To be done: Return every line of the listing below verbatim, without changing, adding or dropping anything.
>> BEGIN
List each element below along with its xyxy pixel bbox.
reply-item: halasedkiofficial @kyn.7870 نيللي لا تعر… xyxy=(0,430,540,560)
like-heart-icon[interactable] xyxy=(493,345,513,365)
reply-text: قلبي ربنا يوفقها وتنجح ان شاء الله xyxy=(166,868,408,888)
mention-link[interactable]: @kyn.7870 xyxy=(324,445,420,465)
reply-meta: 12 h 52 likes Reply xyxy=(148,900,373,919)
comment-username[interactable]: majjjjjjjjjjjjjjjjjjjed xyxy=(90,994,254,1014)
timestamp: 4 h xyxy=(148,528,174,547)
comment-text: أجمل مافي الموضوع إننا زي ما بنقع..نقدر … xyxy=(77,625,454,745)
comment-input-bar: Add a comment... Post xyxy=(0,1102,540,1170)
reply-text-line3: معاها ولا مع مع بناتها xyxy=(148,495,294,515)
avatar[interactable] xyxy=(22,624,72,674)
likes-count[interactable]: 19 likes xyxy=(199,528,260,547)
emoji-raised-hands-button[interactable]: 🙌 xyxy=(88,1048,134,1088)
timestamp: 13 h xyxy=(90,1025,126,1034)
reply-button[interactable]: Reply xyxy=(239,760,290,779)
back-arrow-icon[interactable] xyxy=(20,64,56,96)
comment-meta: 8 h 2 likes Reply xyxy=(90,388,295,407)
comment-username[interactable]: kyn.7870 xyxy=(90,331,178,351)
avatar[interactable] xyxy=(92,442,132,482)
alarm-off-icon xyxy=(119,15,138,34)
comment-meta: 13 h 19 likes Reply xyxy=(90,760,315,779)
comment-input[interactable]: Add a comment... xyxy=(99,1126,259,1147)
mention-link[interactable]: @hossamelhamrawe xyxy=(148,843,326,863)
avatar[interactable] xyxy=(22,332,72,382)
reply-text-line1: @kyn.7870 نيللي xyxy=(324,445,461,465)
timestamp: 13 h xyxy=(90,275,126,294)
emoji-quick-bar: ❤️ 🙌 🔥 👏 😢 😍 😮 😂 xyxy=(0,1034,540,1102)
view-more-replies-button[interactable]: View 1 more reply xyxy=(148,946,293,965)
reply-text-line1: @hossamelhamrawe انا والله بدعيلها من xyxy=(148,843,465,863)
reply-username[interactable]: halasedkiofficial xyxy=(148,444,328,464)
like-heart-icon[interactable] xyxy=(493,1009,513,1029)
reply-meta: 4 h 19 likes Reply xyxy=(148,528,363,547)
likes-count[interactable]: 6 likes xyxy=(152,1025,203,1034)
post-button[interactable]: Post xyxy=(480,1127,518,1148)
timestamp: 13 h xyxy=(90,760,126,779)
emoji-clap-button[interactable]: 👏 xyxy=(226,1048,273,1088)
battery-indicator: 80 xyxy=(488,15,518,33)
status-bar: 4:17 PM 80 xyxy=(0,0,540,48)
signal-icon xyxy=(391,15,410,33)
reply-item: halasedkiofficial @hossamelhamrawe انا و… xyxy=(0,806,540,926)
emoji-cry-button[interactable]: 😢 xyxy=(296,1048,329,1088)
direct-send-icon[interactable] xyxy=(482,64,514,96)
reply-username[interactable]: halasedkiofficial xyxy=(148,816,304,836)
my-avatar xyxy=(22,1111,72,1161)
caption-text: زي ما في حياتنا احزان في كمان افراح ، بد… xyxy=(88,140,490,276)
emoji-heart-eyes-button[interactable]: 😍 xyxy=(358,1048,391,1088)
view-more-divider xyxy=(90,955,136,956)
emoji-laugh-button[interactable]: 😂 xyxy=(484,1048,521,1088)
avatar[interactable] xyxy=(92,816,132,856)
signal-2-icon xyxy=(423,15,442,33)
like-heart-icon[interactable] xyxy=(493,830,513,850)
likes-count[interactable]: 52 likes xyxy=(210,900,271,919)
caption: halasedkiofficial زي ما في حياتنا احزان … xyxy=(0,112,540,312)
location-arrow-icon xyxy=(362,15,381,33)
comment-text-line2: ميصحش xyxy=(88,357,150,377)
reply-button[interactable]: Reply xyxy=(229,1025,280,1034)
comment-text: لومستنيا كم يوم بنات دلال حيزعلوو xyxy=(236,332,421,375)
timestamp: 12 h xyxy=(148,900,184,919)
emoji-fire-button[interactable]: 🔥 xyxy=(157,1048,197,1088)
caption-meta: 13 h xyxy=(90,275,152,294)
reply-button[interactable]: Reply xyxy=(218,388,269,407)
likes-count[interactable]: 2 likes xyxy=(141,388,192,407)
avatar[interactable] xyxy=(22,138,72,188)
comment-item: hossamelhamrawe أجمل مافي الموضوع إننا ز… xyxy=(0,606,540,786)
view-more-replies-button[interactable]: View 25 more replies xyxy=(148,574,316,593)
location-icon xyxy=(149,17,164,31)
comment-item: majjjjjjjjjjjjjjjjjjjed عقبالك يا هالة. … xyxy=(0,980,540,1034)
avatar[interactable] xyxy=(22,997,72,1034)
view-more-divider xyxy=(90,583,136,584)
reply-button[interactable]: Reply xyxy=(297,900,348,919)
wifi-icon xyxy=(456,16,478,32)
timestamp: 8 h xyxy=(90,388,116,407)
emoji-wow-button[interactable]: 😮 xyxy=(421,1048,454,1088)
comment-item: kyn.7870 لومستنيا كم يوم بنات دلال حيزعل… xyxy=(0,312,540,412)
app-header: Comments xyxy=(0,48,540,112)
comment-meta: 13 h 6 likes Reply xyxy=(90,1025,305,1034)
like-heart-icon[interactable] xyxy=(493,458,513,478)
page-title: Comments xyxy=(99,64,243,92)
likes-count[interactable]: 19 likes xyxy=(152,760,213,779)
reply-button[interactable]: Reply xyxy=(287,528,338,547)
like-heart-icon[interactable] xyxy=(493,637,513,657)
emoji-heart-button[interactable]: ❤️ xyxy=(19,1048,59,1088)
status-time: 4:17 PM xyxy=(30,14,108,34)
>> END
Response:
List each element below along with its xyxy pixel bbox.
reply-item: halasedkiofficial @kyn.7870 نيللي لا تعر… xyxy=(0,430,540,560)
like-heart-icon[interactable] xyxy=(493,345,513,365)
reply-text: قلبي ربنا يوفقها وتنجح ان شاء الله xyxy=(166,868,408,888)
mention-link[interactable]: @kyn.7870 xyxy=(324,445,420,465)
reply-meta: 12 h 52 likes Reply xyxy=(148,900,373,919)
comment-username[interactable]: majjjjjjjjjjjjjjjjjjjed xyxy=(90,994,254,1014)
timestamp: 4 h xyxy=(148,528,174,547)
comment-text: أجمل مافي الموضوع إننا زي ما بنقع..نقدر … xyxy=(77,625,454,745)
comment-input-bar: Add a comment... Post xyxy=(0,1102,540,1170)
reply-text-line3: معاها ولا مع مع بناتها xyxy=(148,495,294,515)
avatar[interactable] xyxy=(22,624,72,674)
likes-count[interactable]: 19 likes xyxy=(199,528,260,547)
emoji-raised-hands-button[interactable]: 🙌 xyxy=(88,1048,134,1088)
timestamp: 13 h xyxy=(90,1025,126,1034)
reply-button[interactable]: Reply xyxy=(239,760,290,779)
back-arrow-icon[interactable] xyxy=(20,64,56,96)
comment-meta: 8 h 2 likes Reply xyxy=(90,388,295,407)
comment-username[interactable]: kyn.7870 xyxy=(90,331,178,351)
avatar[interactable] xyxy=(92,442,132,482)
alarm-off-icon xyxy=(119,15,138,34)
comment-meta: 13 h 19 likes Reply xyxy=(90,760,315,779)
comment-input[interactable]: Add a comment... xyxy=(99,1126,259,1147)
mention-link[interactable]: @hossamelhamrawe xyxy=(148,843,326,863)
avatar[interactable] xyxy=(22,332,72,382)
reply-text-line1: @kyn.7870 نيللي xyxy=(324,445,461,465)
timestamp: 13 h xyxy=(90,275,126,294)
emoji-quick-bar: ❤️ 🙌 🔥 👏 😢 😍 😮 😂 xyxy=(0,1034,540,1102)
view-more-replies-button[interactable]: View 1 more reply xyxy=(148,946,293,965)
reply-text-line1: @hossamelhamrawe انا والله بدعيلها من xyxy=(148,843,465,863)
reply-username[interactable]: halasedkiofficial xyxy=(148,444,328,464)
like-heart-icon[interactable] xyxy=(493,1009,513,1029)
reply-meta: 4 h 19 likes Reply xyxy=(148,528,363,547)
likes-count[interactable]: 6 likes xyxy=(152,1025,203,1034)
post-button[interactable]: Post xyxy=(480,1127,518,1148)
timestamp: 13 h xyxy=(90,760,126,779)
emoji-clap-button[interactable]: 👏 xyxy=(226,1048,273,1088)
battery-indicator: 80 xyxy=(488,15,518,33)
status-bar: 4:17 PM 80 xyxy=(0,0,540,48)
signal-icon xyxy=(391,15,410,33)
reply-item: halasedkiofficial @hossamelhamrawe انا و… xyxy=(0,806,540,926)
emoji-cry-button[interactable]: 😢 xyxy=(296,1048,329,1088)
direct-send-icon[interactable] xyxy=(482,64,514,96)
reply-username[interactable]: halasedkiofficial xyxy=(148,816,304,836)
my-avatar xyxy=(22,1111,72,1161)
caption-text: زي ما في حياتنا احزان في كمان افراح ، بد… xyxy=(88,140,490,276)
emoji-heart-eyes-button[interactable]: 😍 xyxy=(358,1048,391,1088)
view-more-divider xyxy=(90,955,136,956)
emoji-laugh-button[interactable]: 😂 xyxy=(484,1048,521,1088)
avatar[interactable] xyxy=(92,816,132,856)
signal-2-icon xyxy=(423,15,442,33)
like-heart-icon[interactable] xyxy=(493,830,513,850)
likes-count[interactable]: 52 likes xyxy=(210,900,271,919)
caption: halasedkiofficial زي ما في حياتنا احزان … xyxy=(0,112,540,312)
location-arrow-icon xyxy=(362,15,381,33)
comment-text-line2: ميصحش xyxy=(88,357,150,377)
reply-button[interactable]: Reply xyxy=(229,1025,280,1034)
comment-text: لومستنيا كم يوم بنات دلال حيزعلوو xyxy=(236,332,421,375)
timestamp: 12 h xyxy=(148,900,184,919)
emoji-fire-button[interactable]: 🔥 xyxy=(157,1048,197,1088)
caption-meta: 13 h xyxy=(90,275,152,294)
reply-button[interactable]: Reply xyxy=(218,388,269,407)
likes-count[interactable]: 2 likes xyxy=(141,388,192,407)
avatar[interactable] xyxy=(22,138,72,188)
comment-item: hossamelhamrawe أجمل مافي الموضوع إننا ز… xyxy=(0,606,540,786)
view-more-replies-button[interactable]: View 25 more replies xyxy=(148,574,316,593)
location-icon xyxy=(149,17,164,31)
comment-item: majjjjjjjjjjjjjjjjjjjed عقبالك يا هالة. … xyxy=(0,980,540,1034)
avatar[interactable] xyxy=(22,997,72,1034)
view-more-divider xyxy=(90,583,136,584)
reply-button[interactable]: Reply xyxy=(297,900,348,919)
wifi-icon xyxy=(456,16,478,32)
timestamp: 8 h xyxy=(90,388,116,407)
emoji-wow-button[interactable]: 😮 xyxy=(421,1048,454,1088)
comment-item: kyn.7870 لومستنيا كم يوم بنات دلال حيزعل… xyxy=(0,312,540,412)
app-header: Comments xyxy=(0,48,540,112)
comment-meta: 13 h 6 likes Reply xyxy=(90,1025,305,1034)
like-heart-icon[interactable] xyxy=(493,458,513,478)
page-title: Comments xyxy=(99,64,243,92)
likes-count[interactable]: 19 likes xyxy=(152,760,213,779)
reply-button[interactable]: Reply xyxy=(287,528,338,547)
like-heart-icon[interactable] xyxy=(493,637,513,657)
emoji-heart-button[interactable]: ❤️ xyxy=(19,1048,59,1088)
status-time: 4:17 PM xyxy=(30,14,108,34)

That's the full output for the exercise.